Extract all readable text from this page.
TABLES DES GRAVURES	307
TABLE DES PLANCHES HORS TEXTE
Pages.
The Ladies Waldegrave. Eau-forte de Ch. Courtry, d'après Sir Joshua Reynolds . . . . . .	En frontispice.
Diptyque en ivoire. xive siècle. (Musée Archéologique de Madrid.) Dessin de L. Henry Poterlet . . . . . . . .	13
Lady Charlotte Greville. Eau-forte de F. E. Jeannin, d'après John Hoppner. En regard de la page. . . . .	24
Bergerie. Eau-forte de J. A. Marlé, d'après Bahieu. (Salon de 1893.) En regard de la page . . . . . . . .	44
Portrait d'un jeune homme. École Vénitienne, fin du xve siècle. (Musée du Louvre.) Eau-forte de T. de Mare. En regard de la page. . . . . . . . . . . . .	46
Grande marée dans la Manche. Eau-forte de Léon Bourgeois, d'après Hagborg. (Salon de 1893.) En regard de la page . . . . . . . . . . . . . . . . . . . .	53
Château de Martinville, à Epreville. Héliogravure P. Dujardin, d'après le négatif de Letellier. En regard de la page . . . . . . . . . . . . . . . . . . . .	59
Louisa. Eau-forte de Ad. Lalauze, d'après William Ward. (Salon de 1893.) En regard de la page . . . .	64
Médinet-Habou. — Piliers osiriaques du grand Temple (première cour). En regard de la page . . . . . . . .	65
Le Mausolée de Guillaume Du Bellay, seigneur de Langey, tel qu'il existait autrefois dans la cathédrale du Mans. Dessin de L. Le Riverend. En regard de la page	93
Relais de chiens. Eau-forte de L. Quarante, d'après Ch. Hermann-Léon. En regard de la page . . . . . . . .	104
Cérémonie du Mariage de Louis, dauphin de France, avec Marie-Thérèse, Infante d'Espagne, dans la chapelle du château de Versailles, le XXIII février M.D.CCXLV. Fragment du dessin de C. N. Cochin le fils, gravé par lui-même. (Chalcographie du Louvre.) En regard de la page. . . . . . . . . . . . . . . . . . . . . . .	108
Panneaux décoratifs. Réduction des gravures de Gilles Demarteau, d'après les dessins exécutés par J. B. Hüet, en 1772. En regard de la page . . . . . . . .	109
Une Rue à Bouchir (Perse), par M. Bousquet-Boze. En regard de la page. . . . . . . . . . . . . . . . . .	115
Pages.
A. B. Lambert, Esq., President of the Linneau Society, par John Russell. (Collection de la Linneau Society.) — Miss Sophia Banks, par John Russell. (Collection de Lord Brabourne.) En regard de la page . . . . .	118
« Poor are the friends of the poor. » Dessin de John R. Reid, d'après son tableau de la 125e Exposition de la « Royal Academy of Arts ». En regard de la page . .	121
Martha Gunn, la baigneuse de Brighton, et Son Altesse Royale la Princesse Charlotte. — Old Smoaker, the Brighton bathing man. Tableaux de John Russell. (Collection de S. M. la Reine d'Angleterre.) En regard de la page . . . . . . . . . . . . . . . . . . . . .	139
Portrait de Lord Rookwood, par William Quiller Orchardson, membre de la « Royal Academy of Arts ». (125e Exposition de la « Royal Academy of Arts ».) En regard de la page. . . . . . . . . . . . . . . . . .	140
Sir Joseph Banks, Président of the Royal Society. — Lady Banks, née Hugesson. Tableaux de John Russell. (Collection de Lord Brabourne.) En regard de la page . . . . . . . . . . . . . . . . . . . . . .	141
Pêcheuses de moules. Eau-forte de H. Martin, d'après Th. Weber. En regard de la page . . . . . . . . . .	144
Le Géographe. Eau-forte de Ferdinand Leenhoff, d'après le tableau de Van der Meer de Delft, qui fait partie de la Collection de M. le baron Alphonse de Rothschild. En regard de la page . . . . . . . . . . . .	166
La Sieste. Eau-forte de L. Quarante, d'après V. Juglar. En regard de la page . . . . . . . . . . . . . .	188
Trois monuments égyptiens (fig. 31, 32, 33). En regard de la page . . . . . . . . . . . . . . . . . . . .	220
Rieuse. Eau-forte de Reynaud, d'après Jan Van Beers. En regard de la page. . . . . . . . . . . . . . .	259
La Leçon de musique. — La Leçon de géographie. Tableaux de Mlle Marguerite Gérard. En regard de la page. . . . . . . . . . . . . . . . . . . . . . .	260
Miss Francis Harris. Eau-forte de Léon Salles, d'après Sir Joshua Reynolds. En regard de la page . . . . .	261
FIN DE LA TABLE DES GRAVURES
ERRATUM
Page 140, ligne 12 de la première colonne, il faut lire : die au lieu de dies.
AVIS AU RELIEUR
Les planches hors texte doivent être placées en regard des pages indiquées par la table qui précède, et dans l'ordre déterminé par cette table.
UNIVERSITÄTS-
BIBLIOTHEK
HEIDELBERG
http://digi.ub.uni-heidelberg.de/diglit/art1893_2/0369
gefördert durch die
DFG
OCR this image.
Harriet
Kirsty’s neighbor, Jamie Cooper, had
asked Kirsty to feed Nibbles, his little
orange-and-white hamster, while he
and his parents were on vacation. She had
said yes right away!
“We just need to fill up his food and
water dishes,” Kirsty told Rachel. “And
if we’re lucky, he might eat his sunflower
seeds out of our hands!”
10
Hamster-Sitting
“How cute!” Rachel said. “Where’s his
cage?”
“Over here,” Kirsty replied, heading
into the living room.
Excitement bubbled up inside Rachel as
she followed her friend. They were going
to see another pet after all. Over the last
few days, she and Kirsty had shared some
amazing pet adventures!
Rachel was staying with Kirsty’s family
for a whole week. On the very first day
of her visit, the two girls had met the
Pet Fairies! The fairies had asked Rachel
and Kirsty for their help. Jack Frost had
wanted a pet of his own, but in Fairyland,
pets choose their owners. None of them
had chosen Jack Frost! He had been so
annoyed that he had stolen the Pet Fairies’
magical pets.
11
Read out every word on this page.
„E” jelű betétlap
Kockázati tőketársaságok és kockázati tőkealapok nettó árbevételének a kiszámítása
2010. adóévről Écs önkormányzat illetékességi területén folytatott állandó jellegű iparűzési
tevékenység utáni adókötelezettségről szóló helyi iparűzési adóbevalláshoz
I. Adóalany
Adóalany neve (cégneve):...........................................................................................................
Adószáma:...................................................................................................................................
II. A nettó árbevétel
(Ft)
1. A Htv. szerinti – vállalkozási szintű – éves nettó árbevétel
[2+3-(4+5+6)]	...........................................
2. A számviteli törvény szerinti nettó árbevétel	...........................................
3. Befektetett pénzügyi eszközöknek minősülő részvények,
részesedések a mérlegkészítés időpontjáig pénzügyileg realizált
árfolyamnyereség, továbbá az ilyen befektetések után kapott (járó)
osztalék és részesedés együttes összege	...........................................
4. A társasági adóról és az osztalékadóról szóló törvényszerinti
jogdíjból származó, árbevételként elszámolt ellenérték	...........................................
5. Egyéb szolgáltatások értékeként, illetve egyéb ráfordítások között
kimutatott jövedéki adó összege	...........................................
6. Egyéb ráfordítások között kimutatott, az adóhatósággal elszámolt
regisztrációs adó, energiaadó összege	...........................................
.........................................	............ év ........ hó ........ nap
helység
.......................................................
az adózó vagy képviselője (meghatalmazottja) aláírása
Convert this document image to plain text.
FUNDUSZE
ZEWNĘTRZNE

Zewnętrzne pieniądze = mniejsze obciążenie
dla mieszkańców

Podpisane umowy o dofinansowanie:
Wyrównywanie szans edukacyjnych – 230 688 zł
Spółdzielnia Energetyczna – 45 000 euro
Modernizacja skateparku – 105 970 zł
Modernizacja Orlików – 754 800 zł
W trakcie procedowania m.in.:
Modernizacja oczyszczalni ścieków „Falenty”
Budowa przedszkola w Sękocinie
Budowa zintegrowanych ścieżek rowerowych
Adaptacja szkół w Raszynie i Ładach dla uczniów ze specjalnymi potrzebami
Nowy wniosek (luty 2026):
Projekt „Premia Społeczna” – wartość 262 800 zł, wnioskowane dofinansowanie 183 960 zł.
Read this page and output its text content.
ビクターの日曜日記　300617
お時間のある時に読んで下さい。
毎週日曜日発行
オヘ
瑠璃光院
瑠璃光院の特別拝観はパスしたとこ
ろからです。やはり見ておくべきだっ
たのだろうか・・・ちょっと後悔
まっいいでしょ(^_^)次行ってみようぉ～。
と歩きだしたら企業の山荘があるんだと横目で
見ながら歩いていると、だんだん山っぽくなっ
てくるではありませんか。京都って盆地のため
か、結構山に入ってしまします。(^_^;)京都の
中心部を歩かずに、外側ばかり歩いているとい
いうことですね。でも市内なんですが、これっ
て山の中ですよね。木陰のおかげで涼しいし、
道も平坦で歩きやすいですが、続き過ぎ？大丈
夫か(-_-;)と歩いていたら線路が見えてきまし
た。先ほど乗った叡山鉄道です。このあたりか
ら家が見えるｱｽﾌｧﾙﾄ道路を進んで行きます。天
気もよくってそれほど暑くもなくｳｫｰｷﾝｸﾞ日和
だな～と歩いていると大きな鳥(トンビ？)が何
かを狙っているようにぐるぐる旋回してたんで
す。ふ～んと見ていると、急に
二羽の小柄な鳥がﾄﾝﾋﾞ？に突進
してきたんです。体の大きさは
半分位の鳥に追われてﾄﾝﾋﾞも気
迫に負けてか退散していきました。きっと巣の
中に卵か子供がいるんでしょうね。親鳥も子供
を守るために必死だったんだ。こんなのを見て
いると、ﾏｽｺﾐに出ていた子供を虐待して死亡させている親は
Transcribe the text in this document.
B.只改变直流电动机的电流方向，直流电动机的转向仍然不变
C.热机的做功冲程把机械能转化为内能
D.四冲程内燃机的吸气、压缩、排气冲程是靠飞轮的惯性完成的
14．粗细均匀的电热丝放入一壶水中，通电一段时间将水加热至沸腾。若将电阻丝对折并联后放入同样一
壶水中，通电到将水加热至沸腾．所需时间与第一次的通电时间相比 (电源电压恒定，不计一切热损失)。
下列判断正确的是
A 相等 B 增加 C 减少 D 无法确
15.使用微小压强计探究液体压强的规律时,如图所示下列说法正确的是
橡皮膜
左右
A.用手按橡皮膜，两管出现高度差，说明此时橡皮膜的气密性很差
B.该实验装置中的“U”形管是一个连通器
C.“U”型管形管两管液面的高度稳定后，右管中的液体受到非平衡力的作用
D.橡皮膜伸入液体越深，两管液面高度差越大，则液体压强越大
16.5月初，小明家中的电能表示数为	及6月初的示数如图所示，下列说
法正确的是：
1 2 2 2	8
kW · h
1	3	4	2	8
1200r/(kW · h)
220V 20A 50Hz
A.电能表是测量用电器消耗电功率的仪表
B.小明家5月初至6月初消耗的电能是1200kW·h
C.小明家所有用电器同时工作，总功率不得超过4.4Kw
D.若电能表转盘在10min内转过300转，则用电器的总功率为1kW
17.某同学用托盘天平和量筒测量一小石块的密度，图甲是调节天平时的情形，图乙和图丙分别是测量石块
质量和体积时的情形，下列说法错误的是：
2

- Exercise details:
Copy in full each line that holds the word "Arts".

- In response:
« Poor are the friends of the poor. » Dessin de John R. Reid, d'après son tableau de la 125e Exposition de la « Royal Academy of Arts ». En regard de la page . .	121
Portrait de Lord Rookwood, par William Quiller Orchardson, membre de la « Royal Academy of Arts ». (125e Exposition de la « Royal Academy of Arts ».) En regard de la page. . . . . . . . . . . . . . . . . .	140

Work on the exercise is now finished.